→ WRITTEN TASK
Repeat the material exactly, every line of it.

→ GIVEN RECORDS
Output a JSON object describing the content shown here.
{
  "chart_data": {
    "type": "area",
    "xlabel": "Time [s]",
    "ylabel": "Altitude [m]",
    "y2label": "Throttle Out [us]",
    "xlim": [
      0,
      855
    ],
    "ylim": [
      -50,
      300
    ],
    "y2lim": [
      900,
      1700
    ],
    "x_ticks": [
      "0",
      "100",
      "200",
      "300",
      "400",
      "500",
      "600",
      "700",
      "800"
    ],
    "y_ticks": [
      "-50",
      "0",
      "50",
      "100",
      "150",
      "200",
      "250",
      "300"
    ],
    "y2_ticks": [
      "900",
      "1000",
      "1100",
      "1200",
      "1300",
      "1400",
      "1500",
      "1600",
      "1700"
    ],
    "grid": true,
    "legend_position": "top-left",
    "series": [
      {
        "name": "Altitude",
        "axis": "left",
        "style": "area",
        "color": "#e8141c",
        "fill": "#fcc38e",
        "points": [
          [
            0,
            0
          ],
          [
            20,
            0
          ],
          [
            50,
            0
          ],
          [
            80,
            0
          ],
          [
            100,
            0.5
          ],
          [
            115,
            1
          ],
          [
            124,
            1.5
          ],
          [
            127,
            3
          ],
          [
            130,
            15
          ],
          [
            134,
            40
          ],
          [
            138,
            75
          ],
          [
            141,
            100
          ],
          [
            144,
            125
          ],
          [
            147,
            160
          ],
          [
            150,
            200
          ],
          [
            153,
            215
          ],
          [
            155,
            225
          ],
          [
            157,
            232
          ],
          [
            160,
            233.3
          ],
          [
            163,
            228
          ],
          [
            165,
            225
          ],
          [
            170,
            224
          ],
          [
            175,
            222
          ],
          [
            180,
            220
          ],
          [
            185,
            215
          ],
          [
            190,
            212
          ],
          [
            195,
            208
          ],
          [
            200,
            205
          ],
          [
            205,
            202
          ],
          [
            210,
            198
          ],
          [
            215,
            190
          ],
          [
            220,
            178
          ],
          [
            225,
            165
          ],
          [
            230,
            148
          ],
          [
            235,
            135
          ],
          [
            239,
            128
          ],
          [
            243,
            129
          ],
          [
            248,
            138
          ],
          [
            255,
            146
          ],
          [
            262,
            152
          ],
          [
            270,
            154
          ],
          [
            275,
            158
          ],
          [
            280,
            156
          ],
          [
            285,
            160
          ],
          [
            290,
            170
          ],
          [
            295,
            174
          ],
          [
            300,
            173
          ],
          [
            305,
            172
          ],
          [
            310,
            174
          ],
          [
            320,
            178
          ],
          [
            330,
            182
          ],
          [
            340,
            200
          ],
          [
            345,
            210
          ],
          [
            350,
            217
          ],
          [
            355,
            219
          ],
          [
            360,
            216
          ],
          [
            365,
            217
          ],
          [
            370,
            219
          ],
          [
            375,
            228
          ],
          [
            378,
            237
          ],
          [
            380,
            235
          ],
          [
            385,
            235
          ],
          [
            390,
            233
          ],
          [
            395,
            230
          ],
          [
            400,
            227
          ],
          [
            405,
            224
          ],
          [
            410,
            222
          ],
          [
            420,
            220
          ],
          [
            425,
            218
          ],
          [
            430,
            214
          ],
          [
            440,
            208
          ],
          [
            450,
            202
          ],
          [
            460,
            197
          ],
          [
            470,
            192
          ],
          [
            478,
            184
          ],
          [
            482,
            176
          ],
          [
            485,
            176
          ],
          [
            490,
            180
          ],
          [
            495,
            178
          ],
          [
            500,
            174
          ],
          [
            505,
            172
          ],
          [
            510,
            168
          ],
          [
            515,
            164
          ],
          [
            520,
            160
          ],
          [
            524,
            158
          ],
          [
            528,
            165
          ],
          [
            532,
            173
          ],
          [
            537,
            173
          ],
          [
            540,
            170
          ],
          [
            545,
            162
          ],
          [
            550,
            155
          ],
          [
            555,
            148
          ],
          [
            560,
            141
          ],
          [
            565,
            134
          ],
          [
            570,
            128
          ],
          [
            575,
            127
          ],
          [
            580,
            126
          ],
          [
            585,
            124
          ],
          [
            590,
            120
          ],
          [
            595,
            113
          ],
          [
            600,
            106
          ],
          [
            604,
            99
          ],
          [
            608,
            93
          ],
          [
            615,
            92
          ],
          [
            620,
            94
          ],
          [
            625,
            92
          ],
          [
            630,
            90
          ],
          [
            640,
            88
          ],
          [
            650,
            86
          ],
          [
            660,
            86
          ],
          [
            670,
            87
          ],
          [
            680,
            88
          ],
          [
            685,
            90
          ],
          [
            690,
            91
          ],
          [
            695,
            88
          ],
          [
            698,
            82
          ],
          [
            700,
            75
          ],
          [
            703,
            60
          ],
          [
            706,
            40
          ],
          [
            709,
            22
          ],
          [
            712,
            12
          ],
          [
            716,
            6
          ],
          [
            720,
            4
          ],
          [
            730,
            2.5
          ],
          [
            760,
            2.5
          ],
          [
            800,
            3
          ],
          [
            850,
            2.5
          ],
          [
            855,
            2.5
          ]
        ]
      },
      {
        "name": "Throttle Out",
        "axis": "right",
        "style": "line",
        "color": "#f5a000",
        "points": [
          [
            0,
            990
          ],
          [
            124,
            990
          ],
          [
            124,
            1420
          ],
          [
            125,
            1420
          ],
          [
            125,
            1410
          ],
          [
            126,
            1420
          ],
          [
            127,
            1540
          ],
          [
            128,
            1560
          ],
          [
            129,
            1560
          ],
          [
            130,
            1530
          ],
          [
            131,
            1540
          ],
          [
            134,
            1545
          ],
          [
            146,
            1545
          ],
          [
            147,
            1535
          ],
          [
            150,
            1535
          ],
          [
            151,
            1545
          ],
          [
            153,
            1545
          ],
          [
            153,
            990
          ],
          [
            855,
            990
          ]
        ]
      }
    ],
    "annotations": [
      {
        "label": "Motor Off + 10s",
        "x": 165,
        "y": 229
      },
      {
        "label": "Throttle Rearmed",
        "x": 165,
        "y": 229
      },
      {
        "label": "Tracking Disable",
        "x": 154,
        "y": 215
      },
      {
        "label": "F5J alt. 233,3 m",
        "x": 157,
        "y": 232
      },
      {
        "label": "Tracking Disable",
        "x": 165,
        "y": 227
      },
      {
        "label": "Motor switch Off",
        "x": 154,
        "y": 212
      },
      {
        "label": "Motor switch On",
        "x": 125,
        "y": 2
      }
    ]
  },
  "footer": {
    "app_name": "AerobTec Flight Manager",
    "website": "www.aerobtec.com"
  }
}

→ ANSWER FOR THIS EXERCISE
Output a JSON object describing the content shown here.
{
  "chart_data": {
    "type": "area",
    "xlabel": "Time [s]",
    "ylabel": "Altitude [m]",
    "y2label": "Throttle Out [us]",
    "xlim": [
      0,
      855
    ],
    "ylim": [
      -50,
      300
    ],
    "y2lim": [
      900,
      1700
    ],
    "x_ticks": [
      "0",
      "100",
      "200",
      "300",
      "400",
      "500",
      "600",
      "700",
      "800"
    ],
    "y_ticks": [
      "-50",
      "0",
      "50",
      "100",
      "150",
      "200",
      "250",
      "300"
    ],
    "y2_ticks": [
      "900",
      "1000",
      "1100",
      "1200",
      "1300",
      "1400",
      "1500",
      "1600",
      "1700"
    ],
    "grid": true,
    "legend_position": "top-left",
    "series": [
      {
        "name": "Altitude",
        "axis": "left",
        "style": "area",
        "color": "#e8141c",
        "fill": "#fcc38e",
        "points": [
          [
            0,
            0
          ],
          [
            20,
            0
          ],
          [
            50,
            0
          ],
          [
            80,
            0
          ],
          [
            100,
            0.5
          ],
          [
            115,
            1
          ],
          [
            124,
            1.5
          ],
          [
            127,
            3
          ],
          [
            130,
            15
          ],
          [
            134,
            40
          ],
          [
            138,
            75
          ],
          [
            141,
            100
          ],
          [
            144,
            125
          ],
          [
            147,
            160
          ],
          [
            150,
            200
          ],
          [
            153,
            215
          ],
          [
            155,
            225
          ],
          [
            157,
            232
          ],
          [
            160,
            233.3
          ],
          [
            163,
            228
          ],
          [
            165,
            225
          ],
          [
            170,
            224
          ],
          [
            175,
            222
          ],
          [
            180,
            220
          ],
          [
            185,
            215
          ],
          [
            190,
            212
          ],
          [
            195,
            208
          ],
          [
            200,
            205
          ],
          [
            205,
            202
          ],
          [
            210,
            198
          ],
          [
            215,
            190
          ],
          [
            220,
            178
          ],
          [
            225,
            165
          ],
          [
            230,
            148
          ],
          [
            235,
            135
          ],
          [
            239,
            128
          ],
          [
            243,
            129
          ],
          [
            248,
            138
          ],
          [
            255,
            146
          ],
          [
            262,
            152
          ],
          [
            270,
            154
          ],
          [
            275,
            158
          ],
          [
            280,
            156
          ],
          [
            285,
            160
          ],
          [
            290,
            170
          ],
          [
            295,
            174
          ],
          [
            300,
            173
          ],
          [
            305,
            172
          ],
          [
            310,
            174
          ],
          [
            320,
            178
          ],
          [
            330,
            182
          ],
          [
            340,
            200
          ],
          [
            345,
            210
          ],
          [
            350,
            217
          ],
          [
            355,
            219
          ],
          [
            360,
            216
          ],
          [
            365,
            217
          ],
          [
            370,
            219
          ],
          [
            375,
            228
          ],
          [
            378,
            237
          ],
          [
            380,
            235
          ],
          [
            385,
            235
          ],
          [
            390,
            233
          ],
          [
            395,
            230
          ],
          [
            400,
            227
          ],
          [
            405,
            224
          ],
          [
            410,
            222
          ],
          [
            420,
            220
          ],
          [
            425,
            218
          ],
          [
            430,
            214
          ],
          [
            440,
            208
          ],
          [
            450,
            202
          ],
          [
            460,
            197
          ],
          [
            470,
            192
          ],
          [
            478,
            184
          ],
          [
            482,
            176
          ],
          [
            485,
            176
          ],
          [
            490,
            180
          ],
          [
            495,
            178
          ],
          [
            500,
            174
          ],
          [
            505,
            172
          ],
          [
            510,
            168
          ],
          [
            515,
            164
          ],
          [
            520,
            160
          ],
          [
            524,
            158
          ],
          [
            528,
            165
          ],
          [
            532,
            173
          ],
          [
            537,
            173
          ],
          [
            540,
            170
          ],
          [
            545,
            162
          ],
          [
            550,
            155
          ],
          [
            555,
            148
          ],
          [
            560,
            141
          ],
          [
            565,
            134
          ],
          [
            570,
            128
          ],
          [
            575,
            127
          ],
          [
            580,
            126
          ],
          [
            585,
            124
          ],
          [
            590,
            120
          ],
          [
            595,
            113
          ],
          [
            600,
            106
          ],
          [
            604,
            99
          ],
          [
            608,
            93
          ],
          [
            615,
            92
          ],
          [
            620,
            94
          ],
          [
            625,
            92
          ],
          [
            630,
            90
          ],
          [
            640,
            88
          ],
          [
            650,
            86
          ],
          [
            660,
            86
          ],
          [
            670,
            87
          ],
          [
            680,
            88
          ],
          [
            685,
            90
          ],
          [
            690,
            91
          ],
          [
            695,
            88
          ],
          [
            698,
            82
          ],
          [
            700,
            75
          ],
          [
            703,
            60
          ],
          [
            706,
            40
          ],
          [
            709,
            22
          ],
          [
            712,
            12
          ],
          [
            716,
            6
          ],
          [
            720,
            4
          ],
          [
            730,
            2.5
          ],
          [
            760,
            2.5
          ],
          [
            800,
            3
          ],
          [
            850,
            2.5
          ],
          [
            855,
            2.5
          ]
        ]
      },
      {
        "name": "Throttle Out",
        "axis": "right",
        "style": "line",
        "color": "#f5a000",
        "points": [
          [
            0,
            990
          ],
          [
            124,
            990
          ],
          [
            124,
            1420
          ],
          [
            125,
            1420
          ],
          [
            125,
            1410
          ],
          [
            126,
            1420
          ],
          [
            127,
            1540
          ],
          [
            128,
            1560
          ],
          [
            129,
            1560
          ],
          [
            130,
            1530
          ],
          [
            131,
            1540
          ],
          [
            134,
            1545
          ],
          [
            146,
            1545
          ],
          [
            147,
            1535
          ],
          [
            150,
            1535
          ],
          [
            151,
            1545
          ],
          [
            153,
            1545
          ],
          [
            153,
            990
          ],
          [
            855,
            990
          ]
        ]
      }
    ],
    "annotations": [
      {
        "label": "Motor Off + 10s",
        "x": 165,
        "y": 229
      },
      {
        "label": "Throttle Rearmed",
        "x": 165,
        "y": 229
      },
      {
        "label": "Tracking Disable",
        "x": 154,
        "y": 215
      },
      {
        "label": "F5J alt. 233,3 m",
        "x": 157,
        "y": 232
      },
      {
        "label": "Tracking Disable",
        "x": 165,
        "y": 227
      },
      {
        "label": "Motor switch Off",
        "x": 154,
        "y": 212
      },
      {
        "label": "Motor switch On",
        "x": 125,
        "y": 2
      }
    ]
  },
  "footer": {
    "app_name": "AerobTec Flight Manager",
    "website": "www.aerobtec.com"
  }
}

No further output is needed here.